_WRITTEN INSTRUCTION_
Omit every picture while repeating the entries exactly.

_RECORDS FOR THE TASK_
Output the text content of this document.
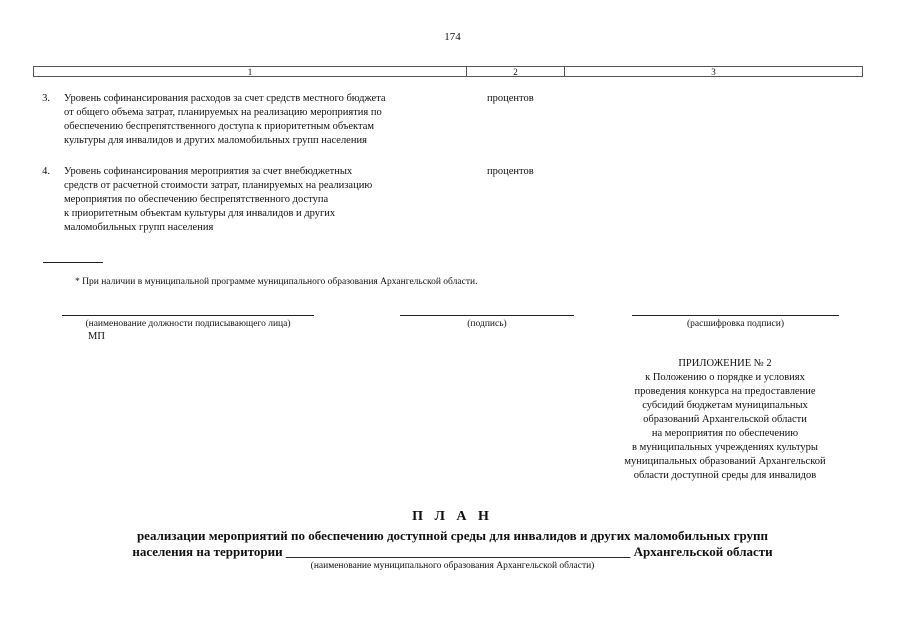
174
1	2	3
3. Уровень софинансирования расходов за счет средств местного бюджета
от общего объема затрат, планируемых на реализацию мероприятия по
обеспечению беспрепятственного доступа к приоритетным объектам
культуры для инвалидов и других маломобильных групп населения
процентов
4. Уровень софинансирования мероприятия за счет внебюджетных
средств от расчетной стоимости затрат, планируемых на реализацию
мероприятия по обеспечению беспрепятственного доступа
к приоритетным объектам культуры для инвалидов и других
маломобильных групп населения
процентов
* При наличии в муниципальной программе муниципального образования Архангельской области.
(наименование должности подписывающего лица)	(подпись)	(расшифровка подписи)
МП
ПРИЛОЖЕНИЕ № 2
к Положению о порядке и условиях
проведения конкурса на предоставление
субсидий бюджетам муниципальных
образований Архангельской области
на мероприятия по обеспечению
в муниципальных учреждениях культуры
муниципальных образований Архангельской
области доступной среды для инвалидов
П Л А Н
реализации мероприятий по обеспечению доступной среды для инвалидов и других маломобильных групп
населения на территории _____________________________________________________ Архангельской области
(наименование муниципального образования Архангельской области)
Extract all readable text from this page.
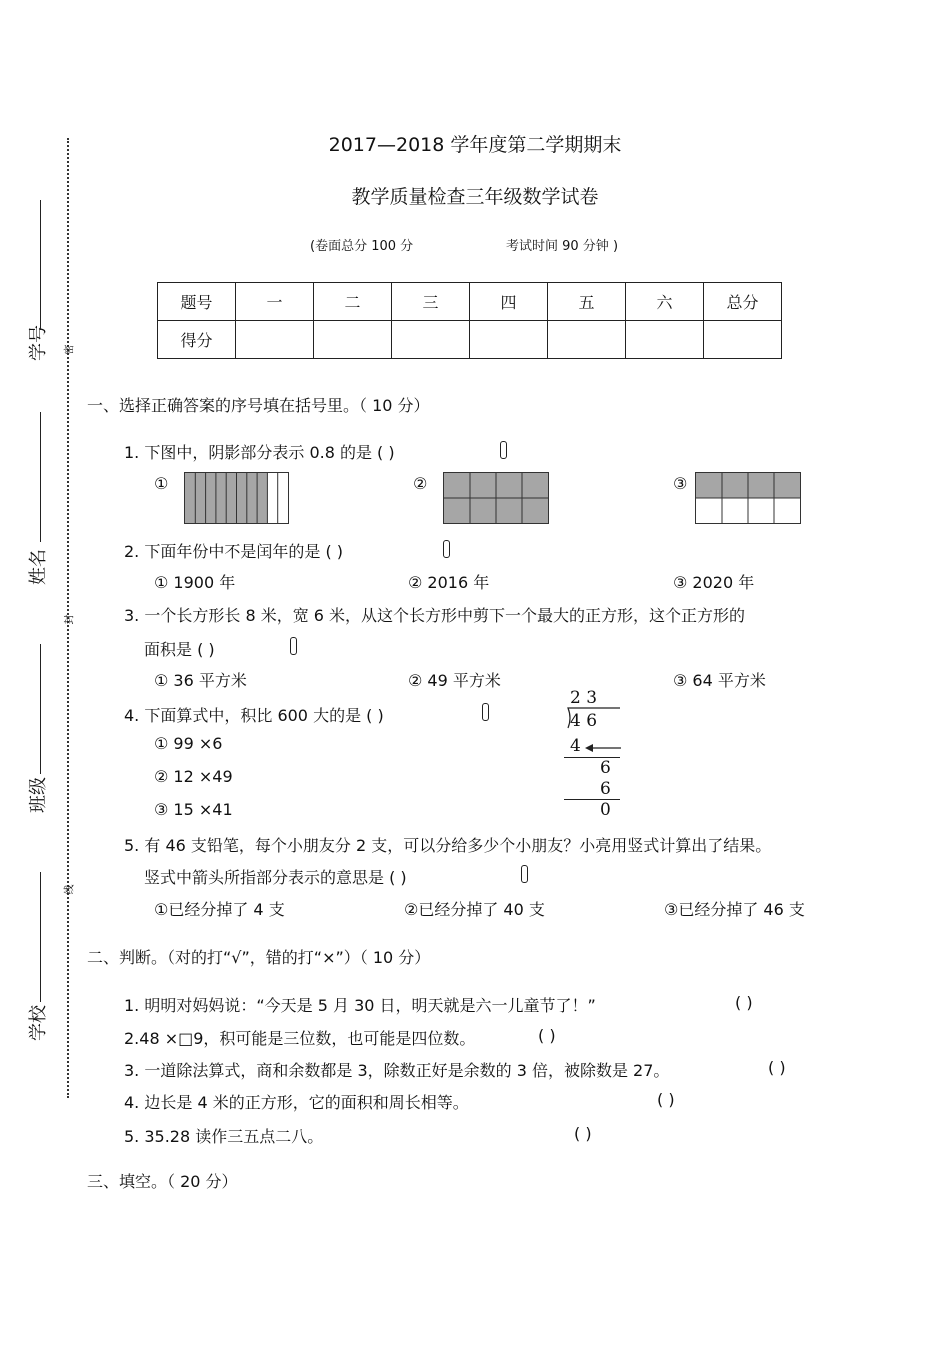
学号
姓名
班级
学校
密
封
线
2017—2018 学年度第二学期期末
教学质量检查三年级数学试卷
(卷面总分 100 分	考试时间 90 分钟 )
题号	一	二	三	四	五	六	总分
得分							
一、选择正确答案的序号填在括号里。（ 10 分）
1. 下图中，阴影部分表示 0.8 的是 ( )
①	②	③
2. 下面年份中不是闰年的是 ( )
① 1900 年	② 2016 年	③ 2020 年
3. 一个长方形长 8 米，宽 6 米，从这个长方形中剪下一个最大的正方形，这个正方形的
面积是 ( )
① 36 平方米	② 49 平方米	③ 64 平方米
4. 下面算式中，积比 600 大的是 ( )
① 99 ×6
② 12 ×49
③ 15 ×41
2 3
4 6
4
6
6
0
5. 有 46 支铅笔，每个小朋友分 2 支，可以分给多少个小朋友？小亮用竖式计算出了结果。
竖式中箭头所指部分表示的意思是 ( )
①已经分掉了 4 支	②已经分掉了 40 支	③已经分掉了 46 支
二、判断。（对的打“√”，错的打“×”）（ 10 分）
1. 明明对妈妈说：“今天是 5 月 30 日，明天就是六一儿童节了！”	( )
2.48 ×□9，积可能是三位数，也可能是四位数。	( )
3. 一道除法算式，商和余数都是 3，除数正好是余数的 3 倍，被除数是 27。	( )
4. 边长是 4 米的正方形，它的面积和周长相等。	( )
5. 35.28 读作三五点二八。	( )
三、填空。（ 20 分）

_COMPLETE ANSWER_
Output the text content of this document.
174
1	2	3
3. Уровень софинансирования расходов за счет средств местного бюджета
от общего объема затрат, планируемых на реализацию мероприятия по
обеспечению беспрепятственного доступа к приоритетным объектам
культуры для инвалидов и других маломобильных групп населения
процентов
4. Уровень софинансирования мероприятия за счет внебюджетных
средств от расчетной стоимости затрат, планируемых на реализацию
мероприятия по обеспечению беспрепятственного доступа
к приоритетным объектам культуры для инвалидов и других
маломобильных групп населения
процентов
* При наличии в муниципальной программе муниципального образования Архангельской области.
(наименование должности подписывающего лица)	(подпись)	(расшифровка подписи)
МП
ПРИЛОЖЕНИЕ № 2
к Положению о порядке и условиях
проведения конкурса на предоставление
субсидий бюджетам муниципальных
образований Архангельской области
на мероприятия по обеспечению
в муниципальных учреждениях культуры
муниципальных образований Архангельской
области доступной среды для инвалидов
П Л А Н
реализации мероприятий по обеспечению доступной среды для инвалидов и других маломобильных групп
населения на территории _____________________________________________________ Архангельской области
(наименование муниципального образования Архангельской области)
Extract all readable text from this page.
学号
姓名
班级
学校
密
封
线
2017—2018 学年度第二学期期末
教学质量检查三年级数学试卷
(卷面总分 100 分	考试时间 90 分钟 )
题号	一	二	三	四	五	六	总分
得分							
一、选择正确答案的序号填在括号里。（ 10 分）
1. 下图中，阴影部分表示 0.8 的是 ( )
①	②	③
2. 下面年份中不是闰年的是 ( )
① 1900 年	② 2016 年	③ 2020 年
3. 一个长方形长 8 米，宽 6 米，从这个长方形中剪下一个最大的正方形，这个正方形的
面积是 ( )
① 36 平方米	② 49 平方米	③ 64 平方米
4. 下面算式中，积比 600 大的是 ( )
① 99 ×6
② 12 ×49
③ 15 ×41
2 3
4 6
4
6
6
0
5. 有 46 支铅笔，每个小朋友分 2 支，可以分给多少个小朋友？小亮用竖式计算出了结果。
竖式中箭头所指部分表示的意思是 ( )
①已经分掉了 4 支	②已经分掉了 40 支	③已经分掉了 46 支
二、判断。（对的打“√”，错的打“×”）（ 10 分）
1. 明明对妈妈说：“今天是 5 月 30 日，明天就是六一儿童节了！”	( )
2.48 ×□9，积可能是三位数，也可能是四位数。	( )
3. 一道除法算式，商和余数都是 3，除数正好是余数的 3 倍，被除数是 27。	( )
4. 边长是 4 米的正方形，它的面积和周长相等。	( )
5. 35.28 读作三五点二八。	( )
三、填空。（ 20 分）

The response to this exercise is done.